**DATA FOR REVIEW:**
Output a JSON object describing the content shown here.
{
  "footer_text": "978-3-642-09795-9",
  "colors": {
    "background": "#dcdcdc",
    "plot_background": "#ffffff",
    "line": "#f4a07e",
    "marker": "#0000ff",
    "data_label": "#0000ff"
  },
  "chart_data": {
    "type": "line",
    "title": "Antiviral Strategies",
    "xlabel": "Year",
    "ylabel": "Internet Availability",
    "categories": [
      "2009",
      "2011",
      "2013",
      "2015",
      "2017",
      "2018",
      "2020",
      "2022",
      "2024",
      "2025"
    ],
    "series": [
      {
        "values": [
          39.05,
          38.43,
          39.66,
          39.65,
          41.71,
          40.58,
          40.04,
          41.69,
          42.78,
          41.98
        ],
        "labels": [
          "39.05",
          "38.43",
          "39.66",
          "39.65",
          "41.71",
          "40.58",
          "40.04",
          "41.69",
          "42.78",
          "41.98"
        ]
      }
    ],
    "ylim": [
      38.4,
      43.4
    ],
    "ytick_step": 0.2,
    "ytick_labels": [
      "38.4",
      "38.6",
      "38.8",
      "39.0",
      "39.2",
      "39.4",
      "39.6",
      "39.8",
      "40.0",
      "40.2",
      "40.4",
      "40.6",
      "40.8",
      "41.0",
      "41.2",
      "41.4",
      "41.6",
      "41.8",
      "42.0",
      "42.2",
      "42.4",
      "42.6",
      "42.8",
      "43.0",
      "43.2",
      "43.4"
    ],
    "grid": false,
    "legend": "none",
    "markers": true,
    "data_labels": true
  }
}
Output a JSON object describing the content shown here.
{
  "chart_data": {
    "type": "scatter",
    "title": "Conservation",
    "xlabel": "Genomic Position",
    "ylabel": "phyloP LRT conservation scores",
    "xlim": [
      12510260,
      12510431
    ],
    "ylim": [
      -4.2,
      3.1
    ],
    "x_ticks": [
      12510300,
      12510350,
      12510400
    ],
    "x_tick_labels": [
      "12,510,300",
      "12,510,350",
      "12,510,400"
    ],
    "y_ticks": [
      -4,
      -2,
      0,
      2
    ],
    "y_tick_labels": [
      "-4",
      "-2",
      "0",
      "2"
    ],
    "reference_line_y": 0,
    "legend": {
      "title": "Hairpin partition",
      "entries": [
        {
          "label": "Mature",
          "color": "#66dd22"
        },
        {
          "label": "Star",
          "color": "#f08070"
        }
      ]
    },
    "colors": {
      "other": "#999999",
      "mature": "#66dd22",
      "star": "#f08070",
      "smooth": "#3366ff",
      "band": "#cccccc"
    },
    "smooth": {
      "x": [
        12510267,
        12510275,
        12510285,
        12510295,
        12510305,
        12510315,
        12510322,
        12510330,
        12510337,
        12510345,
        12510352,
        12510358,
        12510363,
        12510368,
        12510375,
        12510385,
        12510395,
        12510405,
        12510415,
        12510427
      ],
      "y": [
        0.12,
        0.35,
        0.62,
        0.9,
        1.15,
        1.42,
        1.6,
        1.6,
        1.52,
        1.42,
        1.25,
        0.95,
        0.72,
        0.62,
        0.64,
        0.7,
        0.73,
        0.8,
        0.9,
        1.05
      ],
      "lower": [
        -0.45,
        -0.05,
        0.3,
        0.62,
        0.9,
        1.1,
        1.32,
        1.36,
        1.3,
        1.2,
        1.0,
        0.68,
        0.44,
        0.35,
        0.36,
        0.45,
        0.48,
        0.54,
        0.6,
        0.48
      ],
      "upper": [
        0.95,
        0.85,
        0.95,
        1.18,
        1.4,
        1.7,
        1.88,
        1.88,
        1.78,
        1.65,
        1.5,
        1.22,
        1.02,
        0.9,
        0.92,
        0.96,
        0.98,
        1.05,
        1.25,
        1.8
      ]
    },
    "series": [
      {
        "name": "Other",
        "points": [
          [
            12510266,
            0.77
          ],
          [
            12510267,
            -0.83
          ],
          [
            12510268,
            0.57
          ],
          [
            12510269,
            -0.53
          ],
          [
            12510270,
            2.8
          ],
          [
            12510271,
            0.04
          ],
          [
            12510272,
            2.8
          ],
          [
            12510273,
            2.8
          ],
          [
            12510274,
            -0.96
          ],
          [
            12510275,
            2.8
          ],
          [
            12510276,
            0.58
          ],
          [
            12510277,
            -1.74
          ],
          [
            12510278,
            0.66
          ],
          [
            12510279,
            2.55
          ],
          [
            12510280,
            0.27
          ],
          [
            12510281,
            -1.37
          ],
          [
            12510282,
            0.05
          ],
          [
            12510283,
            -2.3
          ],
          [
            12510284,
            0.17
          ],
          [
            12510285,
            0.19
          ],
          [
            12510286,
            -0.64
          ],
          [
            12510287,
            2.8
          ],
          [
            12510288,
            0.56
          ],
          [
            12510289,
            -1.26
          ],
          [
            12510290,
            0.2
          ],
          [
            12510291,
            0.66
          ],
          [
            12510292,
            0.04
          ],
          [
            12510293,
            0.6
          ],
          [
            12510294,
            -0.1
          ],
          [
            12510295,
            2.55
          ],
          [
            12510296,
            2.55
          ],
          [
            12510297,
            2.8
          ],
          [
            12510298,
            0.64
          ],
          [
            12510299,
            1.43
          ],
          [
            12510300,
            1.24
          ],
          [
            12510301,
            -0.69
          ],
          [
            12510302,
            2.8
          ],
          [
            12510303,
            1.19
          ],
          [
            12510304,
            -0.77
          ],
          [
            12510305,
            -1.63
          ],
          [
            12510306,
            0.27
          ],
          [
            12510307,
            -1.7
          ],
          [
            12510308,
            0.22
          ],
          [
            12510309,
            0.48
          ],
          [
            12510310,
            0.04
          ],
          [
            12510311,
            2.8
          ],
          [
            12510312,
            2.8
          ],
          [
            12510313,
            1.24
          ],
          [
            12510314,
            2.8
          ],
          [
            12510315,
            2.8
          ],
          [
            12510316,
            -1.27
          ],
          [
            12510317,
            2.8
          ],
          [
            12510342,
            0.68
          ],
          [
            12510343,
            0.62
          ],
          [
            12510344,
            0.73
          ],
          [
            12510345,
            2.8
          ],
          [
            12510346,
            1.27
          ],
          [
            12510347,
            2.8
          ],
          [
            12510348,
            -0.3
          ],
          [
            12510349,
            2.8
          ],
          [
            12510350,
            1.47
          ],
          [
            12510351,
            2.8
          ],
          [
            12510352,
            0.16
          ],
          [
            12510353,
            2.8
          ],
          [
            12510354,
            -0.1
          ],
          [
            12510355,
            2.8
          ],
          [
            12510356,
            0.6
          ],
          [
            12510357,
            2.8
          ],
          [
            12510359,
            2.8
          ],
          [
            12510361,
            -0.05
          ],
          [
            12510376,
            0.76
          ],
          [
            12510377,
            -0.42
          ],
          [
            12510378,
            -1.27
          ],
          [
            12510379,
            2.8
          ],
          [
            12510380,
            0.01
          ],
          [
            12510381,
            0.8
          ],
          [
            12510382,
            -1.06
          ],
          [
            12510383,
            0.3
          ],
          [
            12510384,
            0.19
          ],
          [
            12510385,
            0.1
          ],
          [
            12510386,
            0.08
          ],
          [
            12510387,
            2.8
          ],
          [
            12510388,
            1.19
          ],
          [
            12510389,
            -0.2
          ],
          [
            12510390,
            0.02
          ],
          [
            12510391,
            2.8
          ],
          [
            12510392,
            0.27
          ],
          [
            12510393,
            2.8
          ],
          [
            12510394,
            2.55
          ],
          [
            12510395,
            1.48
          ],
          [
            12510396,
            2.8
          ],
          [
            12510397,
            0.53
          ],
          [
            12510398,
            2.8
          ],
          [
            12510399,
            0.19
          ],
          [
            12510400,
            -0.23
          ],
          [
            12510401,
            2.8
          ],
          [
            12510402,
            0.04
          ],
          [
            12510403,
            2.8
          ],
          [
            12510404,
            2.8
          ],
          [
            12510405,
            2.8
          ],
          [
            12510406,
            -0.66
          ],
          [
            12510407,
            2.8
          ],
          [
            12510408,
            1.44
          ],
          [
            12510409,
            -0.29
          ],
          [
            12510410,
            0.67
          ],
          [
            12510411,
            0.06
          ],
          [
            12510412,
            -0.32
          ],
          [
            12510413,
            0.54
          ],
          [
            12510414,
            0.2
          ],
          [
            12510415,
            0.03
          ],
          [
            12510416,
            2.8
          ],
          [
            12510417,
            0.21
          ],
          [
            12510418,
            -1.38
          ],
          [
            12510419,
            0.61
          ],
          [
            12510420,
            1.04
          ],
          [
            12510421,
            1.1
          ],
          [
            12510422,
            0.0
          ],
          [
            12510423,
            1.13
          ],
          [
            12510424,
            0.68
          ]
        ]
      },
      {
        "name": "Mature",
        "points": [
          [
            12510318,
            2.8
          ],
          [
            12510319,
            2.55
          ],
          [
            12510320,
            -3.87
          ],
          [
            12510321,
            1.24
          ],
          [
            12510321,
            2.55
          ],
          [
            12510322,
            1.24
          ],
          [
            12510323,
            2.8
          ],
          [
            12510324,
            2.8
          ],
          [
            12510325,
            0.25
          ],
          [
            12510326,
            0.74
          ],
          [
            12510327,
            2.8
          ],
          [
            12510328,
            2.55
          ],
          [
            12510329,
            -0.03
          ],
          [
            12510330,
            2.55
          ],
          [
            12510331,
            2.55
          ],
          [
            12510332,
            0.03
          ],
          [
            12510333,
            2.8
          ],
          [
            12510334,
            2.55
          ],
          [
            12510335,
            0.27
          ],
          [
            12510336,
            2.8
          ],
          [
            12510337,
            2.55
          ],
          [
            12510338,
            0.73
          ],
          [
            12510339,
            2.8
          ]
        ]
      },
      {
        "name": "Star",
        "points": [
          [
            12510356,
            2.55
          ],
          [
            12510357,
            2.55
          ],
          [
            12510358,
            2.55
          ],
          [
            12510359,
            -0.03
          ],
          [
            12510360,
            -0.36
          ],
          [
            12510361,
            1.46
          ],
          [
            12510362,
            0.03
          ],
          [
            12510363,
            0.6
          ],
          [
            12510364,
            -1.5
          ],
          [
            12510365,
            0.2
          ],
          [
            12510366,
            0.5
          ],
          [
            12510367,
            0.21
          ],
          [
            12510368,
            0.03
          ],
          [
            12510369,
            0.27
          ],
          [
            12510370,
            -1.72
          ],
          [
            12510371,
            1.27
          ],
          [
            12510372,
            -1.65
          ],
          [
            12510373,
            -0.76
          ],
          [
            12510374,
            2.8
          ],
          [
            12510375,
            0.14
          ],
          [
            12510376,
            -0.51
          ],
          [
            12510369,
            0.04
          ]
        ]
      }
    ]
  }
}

**EXERCISE BRIEF:** In the data above, how many lines hold the string "title"? Give the number by itself.

**WRITTEN RESPONSE:** 3